* _What is being asked_: For this exercise, copy out each line of the material below that includes "base".

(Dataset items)
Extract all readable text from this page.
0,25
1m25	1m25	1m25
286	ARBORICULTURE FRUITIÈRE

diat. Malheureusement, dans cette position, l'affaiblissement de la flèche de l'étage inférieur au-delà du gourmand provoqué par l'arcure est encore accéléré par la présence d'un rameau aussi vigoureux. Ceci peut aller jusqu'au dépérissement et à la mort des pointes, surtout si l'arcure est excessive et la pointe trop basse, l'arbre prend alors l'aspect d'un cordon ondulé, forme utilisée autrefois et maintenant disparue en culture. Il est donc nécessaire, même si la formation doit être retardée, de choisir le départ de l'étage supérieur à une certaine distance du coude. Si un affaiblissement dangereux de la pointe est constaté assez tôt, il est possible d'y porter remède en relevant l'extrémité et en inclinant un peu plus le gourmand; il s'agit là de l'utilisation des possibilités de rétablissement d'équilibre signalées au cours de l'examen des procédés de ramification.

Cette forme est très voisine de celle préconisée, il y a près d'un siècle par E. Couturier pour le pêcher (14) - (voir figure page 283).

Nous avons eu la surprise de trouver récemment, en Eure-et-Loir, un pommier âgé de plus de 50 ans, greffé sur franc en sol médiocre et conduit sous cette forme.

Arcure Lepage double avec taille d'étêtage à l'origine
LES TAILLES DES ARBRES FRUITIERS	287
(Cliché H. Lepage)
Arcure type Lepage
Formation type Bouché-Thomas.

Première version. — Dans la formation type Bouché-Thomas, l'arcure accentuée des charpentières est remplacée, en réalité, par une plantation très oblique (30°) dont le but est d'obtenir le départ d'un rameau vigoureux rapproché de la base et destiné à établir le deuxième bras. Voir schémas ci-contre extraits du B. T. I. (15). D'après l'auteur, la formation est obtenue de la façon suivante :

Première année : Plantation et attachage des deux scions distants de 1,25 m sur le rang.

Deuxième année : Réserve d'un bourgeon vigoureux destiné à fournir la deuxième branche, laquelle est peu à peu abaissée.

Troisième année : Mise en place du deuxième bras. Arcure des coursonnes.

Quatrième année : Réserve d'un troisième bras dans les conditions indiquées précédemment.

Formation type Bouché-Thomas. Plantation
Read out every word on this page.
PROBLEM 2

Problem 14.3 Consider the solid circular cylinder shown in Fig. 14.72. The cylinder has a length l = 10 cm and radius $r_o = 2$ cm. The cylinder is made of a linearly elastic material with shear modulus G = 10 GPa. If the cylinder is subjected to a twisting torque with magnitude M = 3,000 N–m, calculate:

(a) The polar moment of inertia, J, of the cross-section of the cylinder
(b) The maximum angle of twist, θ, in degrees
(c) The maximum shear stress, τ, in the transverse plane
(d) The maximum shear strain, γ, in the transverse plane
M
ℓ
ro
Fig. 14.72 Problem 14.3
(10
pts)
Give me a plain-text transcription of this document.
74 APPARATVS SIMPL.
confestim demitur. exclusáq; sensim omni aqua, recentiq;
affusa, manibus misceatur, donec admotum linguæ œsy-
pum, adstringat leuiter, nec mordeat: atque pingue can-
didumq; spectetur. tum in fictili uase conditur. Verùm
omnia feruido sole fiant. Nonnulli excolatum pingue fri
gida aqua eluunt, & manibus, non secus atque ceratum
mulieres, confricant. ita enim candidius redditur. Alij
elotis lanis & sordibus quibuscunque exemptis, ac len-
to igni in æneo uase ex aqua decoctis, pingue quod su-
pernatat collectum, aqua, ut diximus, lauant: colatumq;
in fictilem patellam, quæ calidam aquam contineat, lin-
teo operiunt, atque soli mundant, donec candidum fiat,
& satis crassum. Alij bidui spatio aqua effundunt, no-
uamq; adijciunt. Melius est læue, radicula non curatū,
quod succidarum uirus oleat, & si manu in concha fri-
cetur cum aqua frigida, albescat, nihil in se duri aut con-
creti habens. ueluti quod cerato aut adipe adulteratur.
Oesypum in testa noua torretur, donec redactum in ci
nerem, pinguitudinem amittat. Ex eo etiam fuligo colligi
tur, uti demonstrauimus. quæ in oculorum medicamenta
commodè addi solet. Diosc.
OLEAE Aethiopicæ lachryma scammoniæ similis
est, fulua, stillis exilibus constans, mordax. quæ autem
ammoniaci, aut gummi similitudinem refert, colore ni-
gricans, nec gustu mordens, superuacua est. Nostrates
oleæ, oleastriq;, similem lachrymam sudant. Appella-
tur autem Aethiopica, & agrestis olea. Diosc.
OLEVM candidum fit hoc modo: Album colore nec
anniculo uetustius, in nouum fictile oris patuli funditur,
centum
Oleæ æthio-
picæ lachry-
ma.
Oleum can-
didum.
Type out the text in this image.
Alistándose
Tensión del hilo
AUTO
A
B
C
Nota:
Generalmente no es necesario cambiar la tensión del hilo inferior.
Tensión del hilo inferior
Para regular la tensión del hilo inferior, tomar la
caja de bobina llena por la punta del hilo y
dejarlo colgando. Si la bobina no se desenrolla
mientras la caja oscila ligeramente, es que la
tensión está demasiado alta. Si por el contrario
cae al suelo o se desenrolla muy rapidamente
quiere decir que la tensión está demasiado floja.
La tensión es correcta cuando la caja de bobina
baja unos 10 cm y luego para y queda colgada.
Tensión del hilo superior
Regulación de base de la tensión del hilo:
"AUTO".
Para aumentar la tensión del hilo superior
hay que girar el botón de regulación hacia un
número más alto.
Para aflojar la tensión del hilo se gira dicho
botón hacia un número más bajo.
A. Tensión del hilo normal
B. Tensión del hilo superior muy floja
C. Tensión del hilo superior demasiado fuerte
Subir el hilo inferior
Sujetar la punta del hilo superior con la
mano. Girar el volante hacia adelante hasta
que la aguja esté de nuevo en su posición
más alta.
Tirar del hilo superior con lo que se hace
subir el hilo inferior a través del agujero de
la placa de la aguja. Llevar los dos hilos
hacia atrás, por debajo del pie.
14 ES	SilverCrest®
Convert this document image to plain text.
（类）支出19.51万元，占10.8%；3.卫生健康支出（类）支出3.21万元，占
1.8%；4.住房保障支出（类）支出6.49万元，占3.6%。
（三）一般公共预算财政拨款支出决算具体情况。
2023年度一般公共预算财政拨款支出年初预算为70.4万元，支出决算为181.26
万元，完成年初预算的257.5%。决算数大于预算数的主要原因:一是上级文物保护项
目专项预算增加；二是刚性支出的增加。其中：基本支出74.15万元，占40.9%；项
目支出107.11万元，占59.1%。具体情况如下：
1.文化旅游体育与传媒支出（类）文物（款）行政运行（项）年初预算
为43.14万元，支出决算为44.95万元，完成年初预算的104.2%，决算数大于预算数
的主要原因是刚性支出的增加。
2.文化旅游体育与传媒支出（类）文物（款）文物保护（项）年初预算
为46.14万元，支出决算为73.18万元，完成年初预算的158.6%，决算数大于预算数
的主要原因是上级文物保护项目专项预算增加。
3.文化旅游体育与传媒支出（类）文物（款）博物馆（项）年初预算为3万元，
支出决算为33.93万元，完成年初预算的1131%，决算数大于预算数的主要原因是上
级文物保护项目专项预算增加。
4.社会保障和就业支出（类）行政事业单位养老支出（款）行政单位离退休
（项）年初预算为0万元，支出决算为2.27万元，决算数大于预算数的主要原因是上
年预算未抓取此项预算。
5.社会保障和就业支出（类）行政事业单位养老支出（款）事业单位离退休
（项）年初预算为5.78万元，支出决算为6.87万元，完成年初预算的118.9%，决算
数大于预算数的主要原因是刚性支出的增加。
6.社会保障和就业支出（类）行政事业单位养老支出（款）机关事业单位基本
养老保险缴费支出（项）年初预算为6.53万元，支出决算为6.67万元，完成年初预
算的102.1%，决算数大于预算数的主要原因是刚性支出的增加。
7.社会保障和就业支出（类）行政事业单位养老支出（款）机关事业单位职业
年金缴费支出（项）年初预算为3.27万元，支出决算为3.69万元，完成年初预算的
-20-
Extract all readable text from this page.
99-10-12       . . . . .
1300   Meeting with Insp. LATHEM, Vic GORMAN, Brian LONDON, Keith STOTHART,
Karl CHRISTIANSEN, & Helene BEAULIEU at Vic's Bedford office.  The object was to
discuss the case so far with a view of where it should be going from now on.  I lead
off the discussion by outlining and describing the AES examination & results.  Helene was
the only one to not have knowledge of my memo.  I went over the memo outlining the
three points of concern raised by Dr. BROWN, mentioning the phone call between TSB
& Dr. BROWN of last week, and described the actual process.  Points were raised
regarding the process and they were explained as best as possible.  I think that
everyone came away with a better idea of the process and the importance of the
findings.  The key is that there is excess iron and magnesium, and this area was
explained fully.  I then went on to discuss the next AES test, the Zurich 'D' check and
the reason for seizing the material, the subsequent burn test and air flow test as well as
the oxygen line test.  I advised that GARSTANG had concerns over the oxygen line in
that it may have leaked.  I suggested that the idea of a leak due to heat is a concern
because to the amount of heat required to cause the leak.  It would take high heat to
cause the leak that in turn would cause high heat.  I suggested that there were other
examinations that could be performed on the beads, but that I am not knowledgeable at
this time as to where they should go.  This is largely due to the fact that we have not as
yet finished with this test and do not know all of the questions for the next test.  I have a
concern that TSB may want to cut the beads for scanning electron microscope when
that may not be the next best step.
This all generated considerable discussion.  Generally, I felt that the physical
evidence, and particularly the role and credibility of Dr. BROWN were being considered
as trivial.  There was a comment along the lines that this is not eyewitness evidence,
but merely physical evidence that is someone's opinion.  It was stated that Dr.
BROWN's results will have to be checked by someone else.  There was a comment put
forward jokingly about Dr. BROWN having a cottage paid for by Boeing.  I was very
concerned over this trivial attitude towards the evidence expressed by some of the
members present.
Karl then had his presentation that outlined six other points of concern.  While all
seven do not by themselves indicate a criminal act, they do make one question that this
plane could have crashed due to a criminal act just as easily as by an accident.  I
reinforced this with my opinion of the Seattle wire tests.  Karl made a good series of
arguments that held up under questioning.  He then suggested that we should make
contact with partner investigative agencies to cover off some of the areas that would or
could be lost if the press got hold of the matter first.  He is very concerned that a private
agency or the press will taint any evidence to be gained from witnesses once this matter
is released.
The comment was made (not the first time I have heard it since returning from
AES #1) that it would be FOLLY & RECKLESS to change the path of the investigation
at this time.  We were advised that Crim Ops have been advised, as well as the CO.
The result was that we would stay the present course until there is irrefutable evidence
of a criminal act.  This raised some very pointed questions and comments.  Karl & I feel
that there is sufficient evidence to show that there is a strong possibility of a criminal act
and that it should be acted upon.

* _Complete output_:
Première version. — Dans la formation type Bouché-Thomas, l'arcure accentuée des charpentières est remplacée, en réalité, par une plantation très oblique (30°) dont le but est d'obtenir le départ d'un rameau vigoureux rapproché de la base et destiné à établir le deuxième bras. Voir schémas ci-contre extraits du B. T. I. (15). D'après l'auteur, la formation est obtenue de la façon suivante :
Regulación de base de la tensión del hilo:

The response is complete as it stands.